■ **WHAT YOU NEED TO DO**
Count how many lines include "discourage" and answer with that number only.

■ **RECORD SET**

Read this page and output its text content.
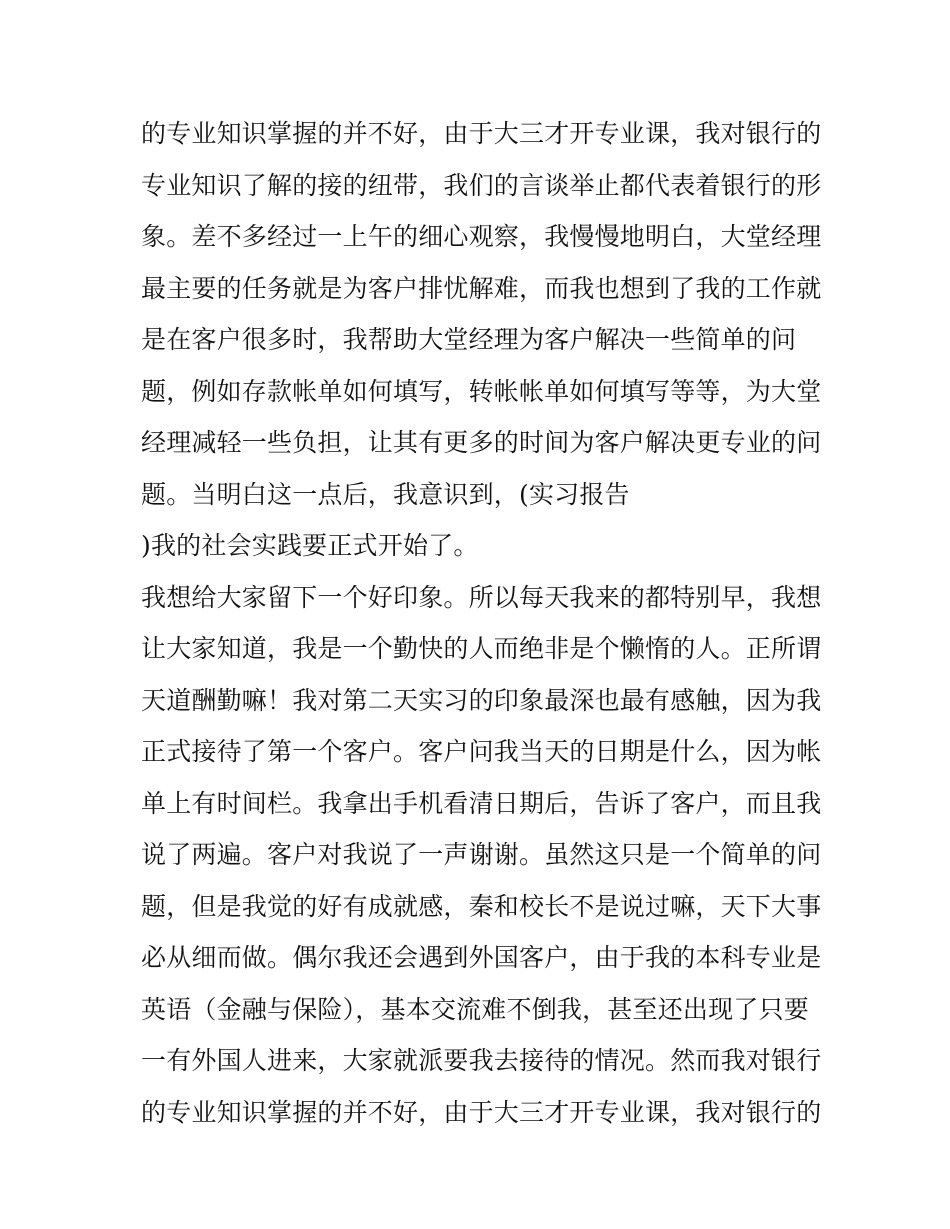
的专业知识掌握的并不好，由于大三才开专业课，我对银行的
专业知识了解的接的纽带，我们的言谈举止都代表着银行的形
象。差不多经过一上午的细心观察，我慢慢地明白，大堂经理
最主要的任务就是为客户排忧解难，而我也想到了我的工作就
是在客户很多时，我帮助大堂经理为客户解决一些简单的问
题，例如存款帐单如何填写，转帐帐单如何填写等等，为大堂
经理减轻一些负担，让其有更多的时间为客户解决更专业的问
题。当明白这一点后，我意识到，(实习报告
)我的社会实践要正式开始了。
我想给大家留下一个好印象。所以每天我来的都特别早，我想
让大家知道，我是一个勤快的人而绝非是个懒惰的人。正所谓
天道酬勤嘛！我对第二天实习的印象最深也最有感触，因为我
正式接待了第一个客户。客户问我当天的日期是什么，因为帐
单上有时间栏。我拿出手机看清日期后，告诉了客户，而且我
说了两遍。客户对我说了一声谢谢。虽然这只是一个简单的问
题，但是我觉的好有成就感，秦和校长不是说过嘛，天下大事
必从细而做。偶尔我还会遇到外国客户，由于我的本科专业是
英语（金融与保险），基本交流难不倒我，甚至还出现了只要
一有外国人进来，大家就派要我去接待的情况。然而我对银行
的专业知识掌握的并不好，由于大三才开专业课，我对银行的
--
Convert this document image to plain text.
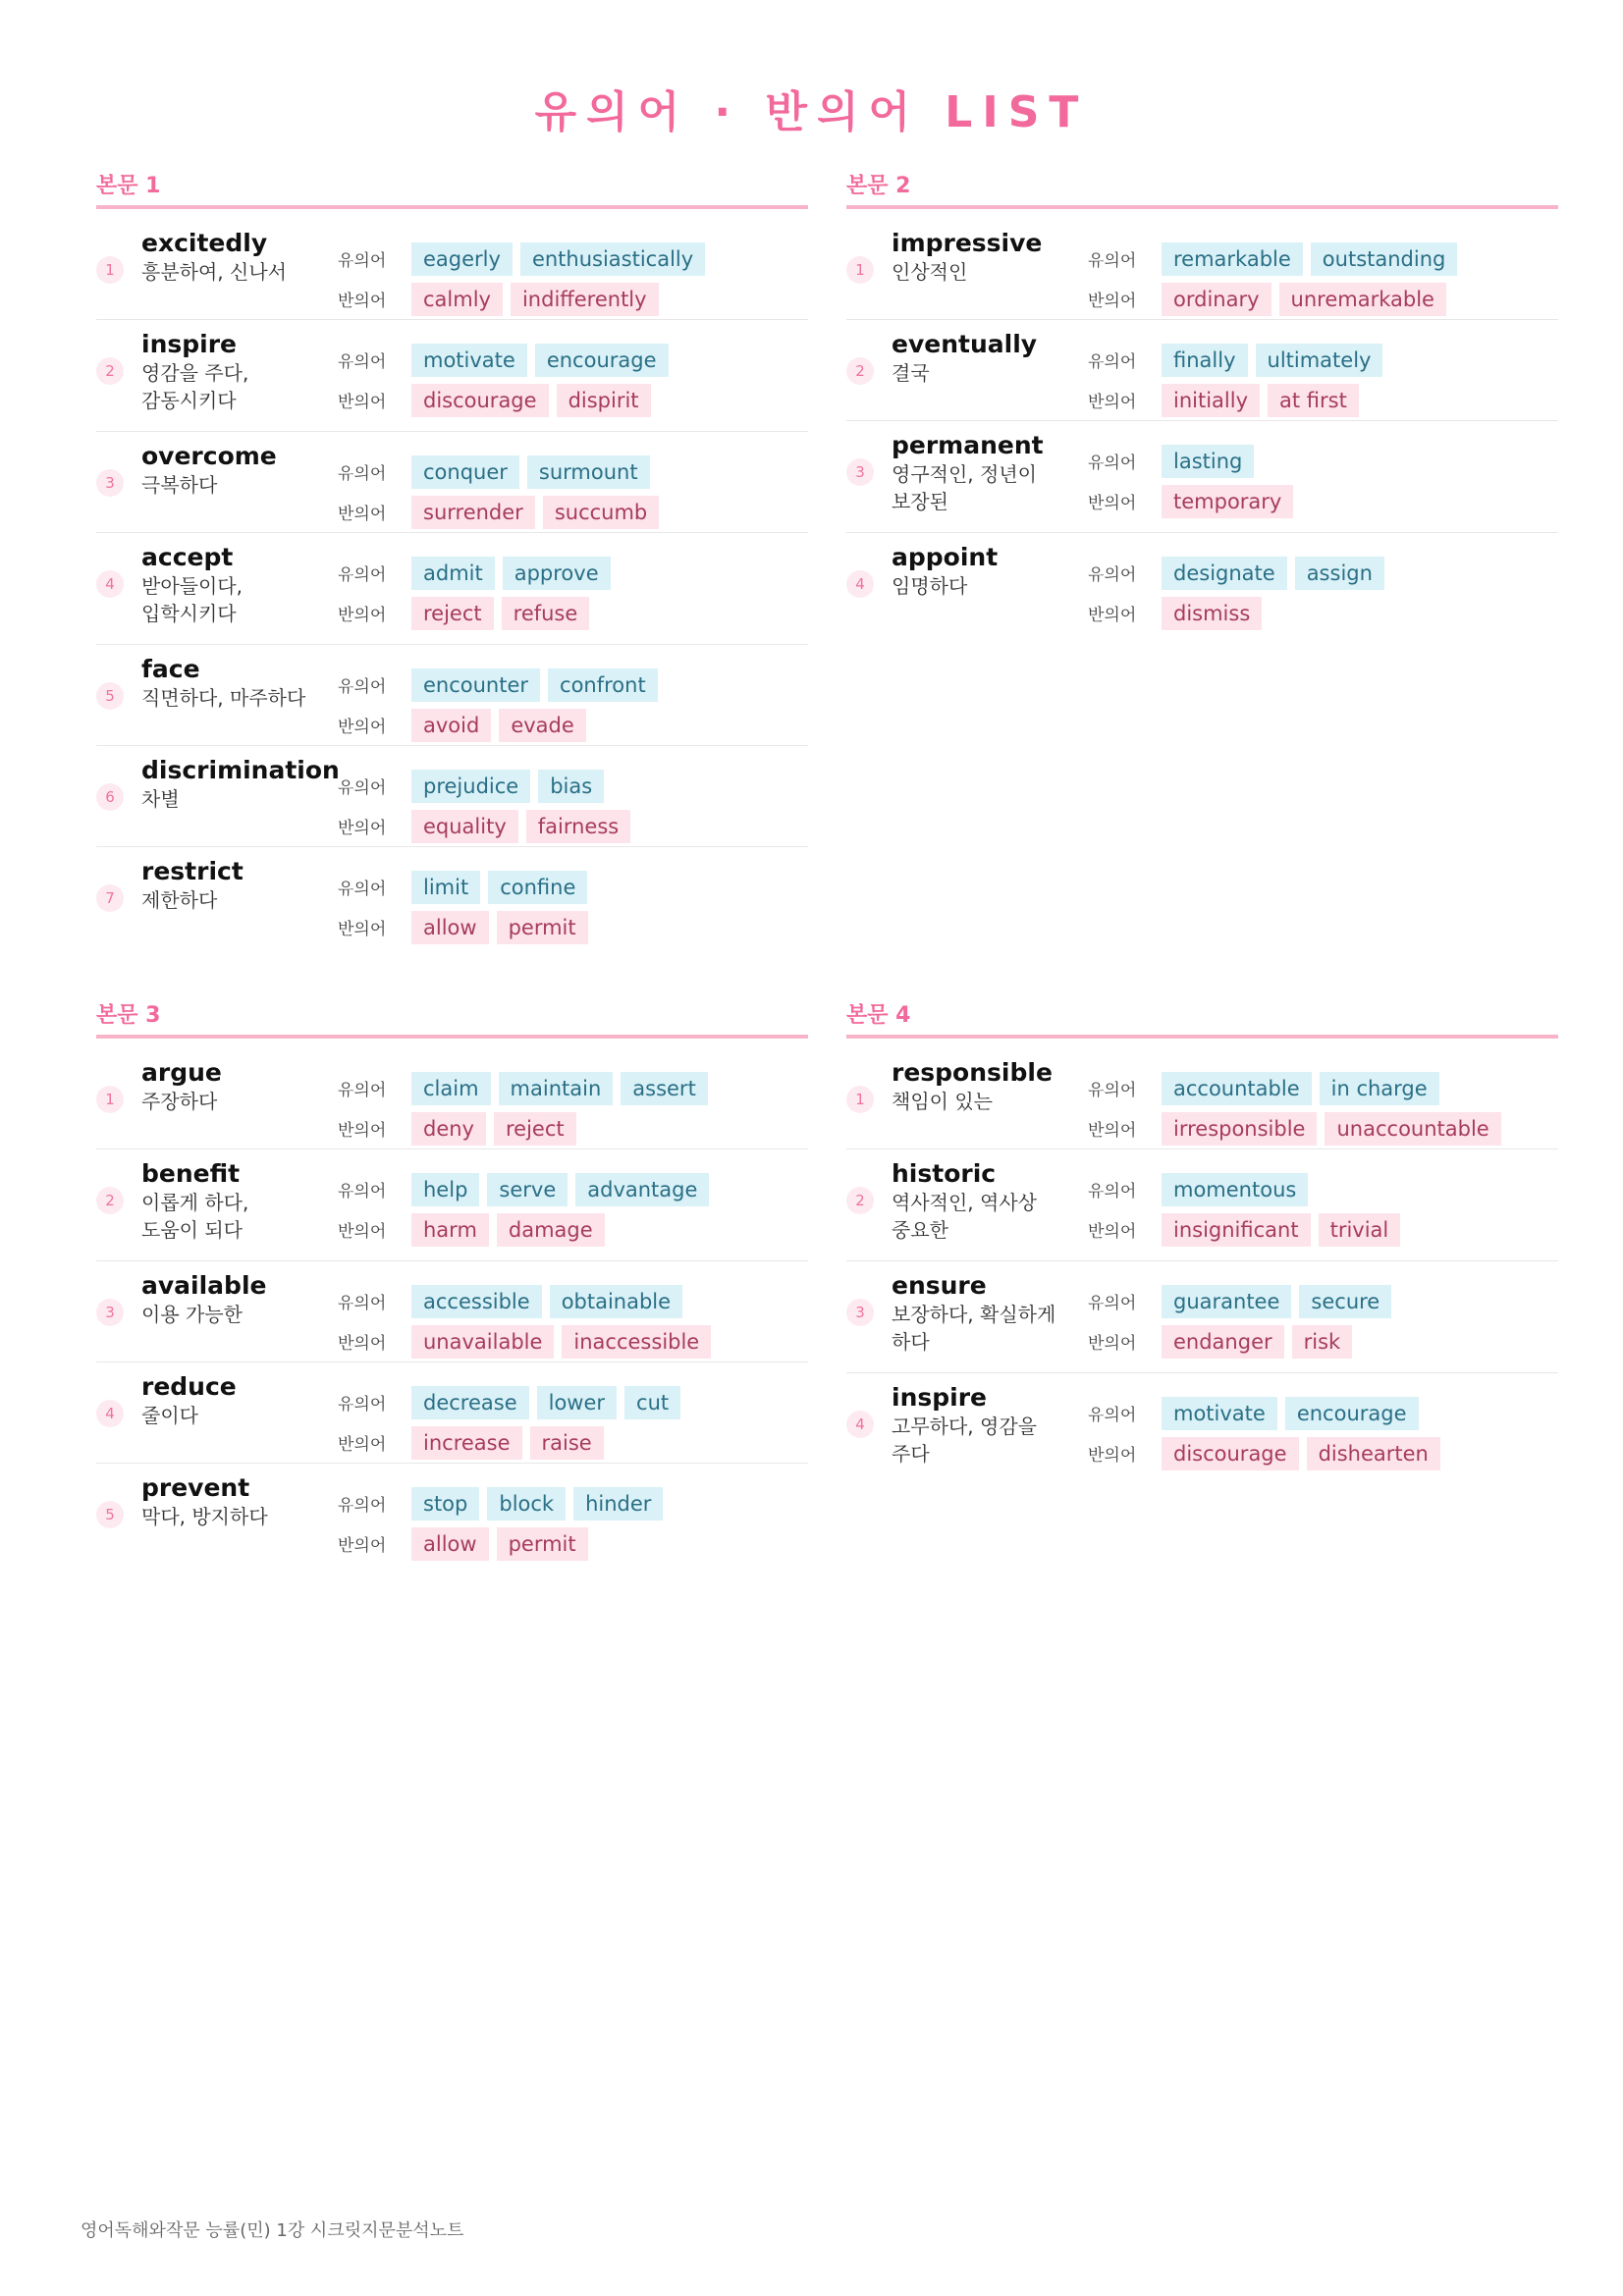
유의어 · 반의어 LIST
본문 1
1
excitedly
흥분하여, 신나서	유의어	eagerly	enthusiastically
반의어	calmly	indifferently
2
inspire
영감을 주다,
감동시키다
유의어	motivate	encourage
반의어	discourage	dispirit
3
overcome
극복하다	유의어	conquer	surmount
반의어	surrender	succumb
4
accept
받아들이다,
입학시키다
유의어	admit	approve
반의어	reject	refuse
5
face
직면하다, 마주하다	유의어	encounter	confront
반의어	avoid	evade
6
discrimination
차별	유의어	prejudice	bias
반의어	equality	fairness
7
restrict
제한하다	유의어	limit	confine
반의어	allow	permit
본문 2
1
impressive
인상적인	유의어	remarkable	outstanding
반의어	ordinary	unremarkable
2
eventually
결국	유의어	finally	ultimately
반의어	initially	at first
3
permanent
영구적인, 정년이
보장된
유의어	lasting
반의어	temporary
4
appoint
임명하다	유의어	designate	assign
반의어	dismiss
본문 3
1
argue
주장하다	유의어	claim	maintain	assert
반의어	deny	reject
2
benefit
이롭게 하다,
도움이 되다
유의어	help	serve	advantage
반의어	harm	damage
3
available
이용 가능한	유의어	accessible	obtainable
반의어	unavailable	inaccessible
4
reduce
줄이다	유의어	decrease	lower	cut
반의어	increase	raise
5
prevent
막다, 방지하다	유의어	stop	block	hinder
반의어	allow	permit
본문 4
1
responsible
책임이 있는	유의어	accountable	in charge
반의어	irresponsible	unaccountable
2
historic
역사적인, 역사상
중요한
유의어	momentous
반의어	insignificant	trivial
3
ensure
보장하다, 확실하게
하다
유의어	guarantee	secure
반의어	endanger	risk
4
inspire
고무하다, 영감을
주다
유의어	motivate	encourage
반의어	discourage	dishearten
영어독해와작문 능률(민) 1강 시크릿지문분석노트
==
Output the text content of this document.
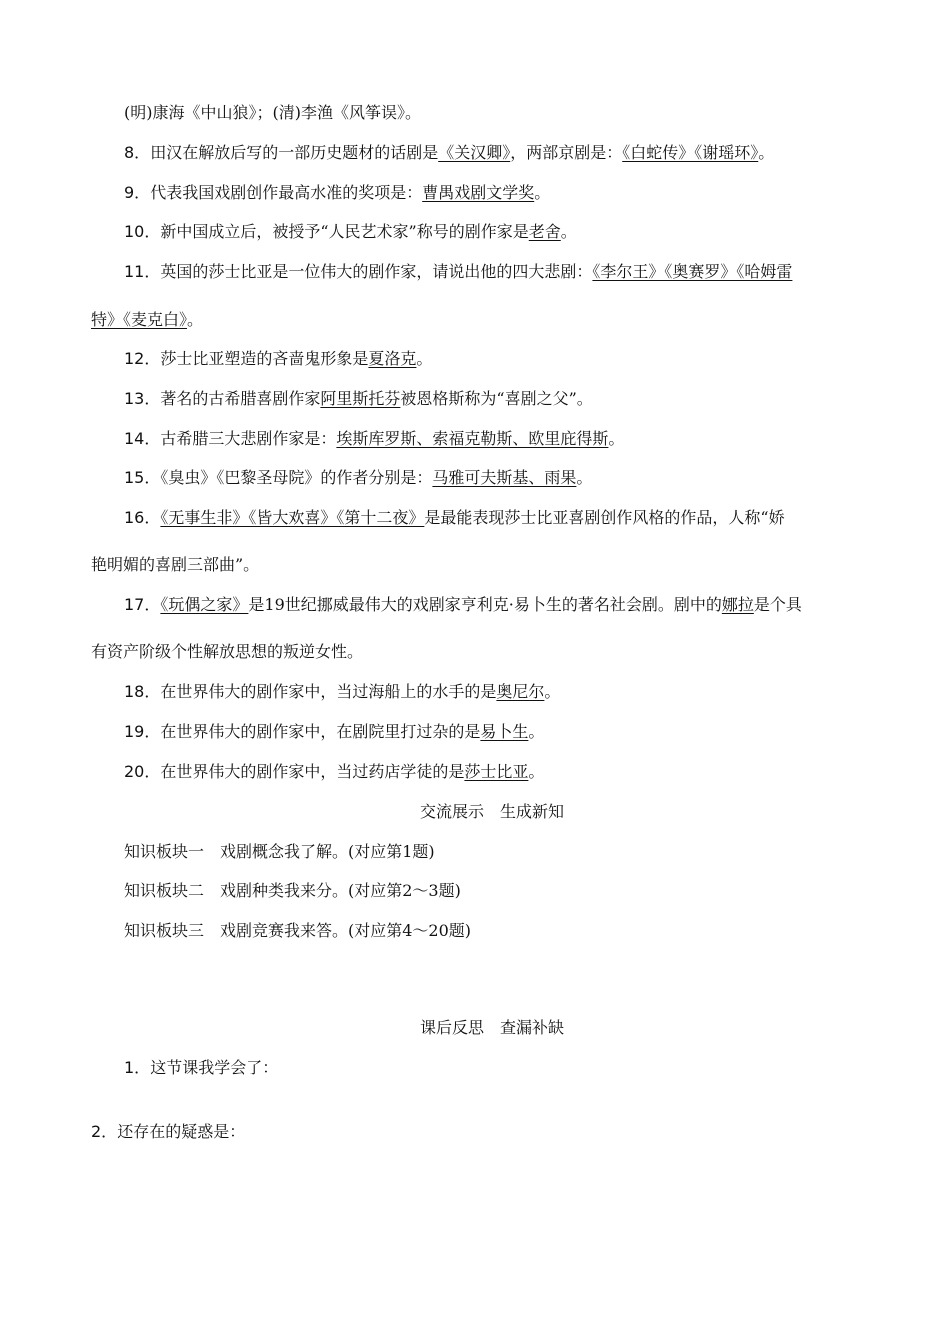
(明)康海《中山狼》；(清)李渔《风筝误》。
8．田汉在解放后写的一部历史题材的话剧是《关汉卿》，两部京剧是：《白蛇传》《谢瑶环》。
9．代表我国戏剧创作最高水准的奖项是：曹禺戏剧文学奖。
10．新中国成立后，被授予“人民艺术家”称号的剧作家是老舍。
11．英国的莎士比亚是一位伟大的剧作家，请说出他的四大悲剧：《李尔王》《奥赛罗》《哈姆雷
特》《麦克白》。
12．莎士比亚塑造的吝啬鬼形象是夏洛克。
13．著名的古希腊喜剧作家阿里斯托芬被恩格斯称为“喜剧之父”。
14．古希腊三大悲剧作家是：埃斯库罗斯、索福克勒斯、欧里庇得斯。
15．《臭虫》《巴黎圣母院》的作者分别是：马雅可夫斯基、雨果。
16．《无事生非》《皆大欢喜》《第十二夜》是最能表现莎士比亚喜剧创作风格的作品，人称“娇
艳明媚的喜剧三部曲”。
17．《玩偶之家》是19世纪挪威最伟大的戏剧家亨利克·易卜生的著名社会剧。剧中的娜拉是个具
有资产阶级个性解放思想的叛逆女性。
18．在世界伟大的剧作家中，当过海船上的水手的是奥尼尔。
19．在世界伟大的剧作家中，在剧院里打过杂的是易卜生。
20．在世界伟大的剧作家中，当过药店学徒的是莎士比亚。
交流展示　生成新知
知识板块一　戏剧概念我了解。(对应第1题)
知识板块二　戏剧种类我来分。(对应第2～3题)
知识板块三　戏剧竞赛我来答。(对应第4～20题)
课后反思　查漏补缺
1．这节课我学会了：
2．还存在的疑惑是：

■ **SOLUTION FOR THIS PROBLEM**
2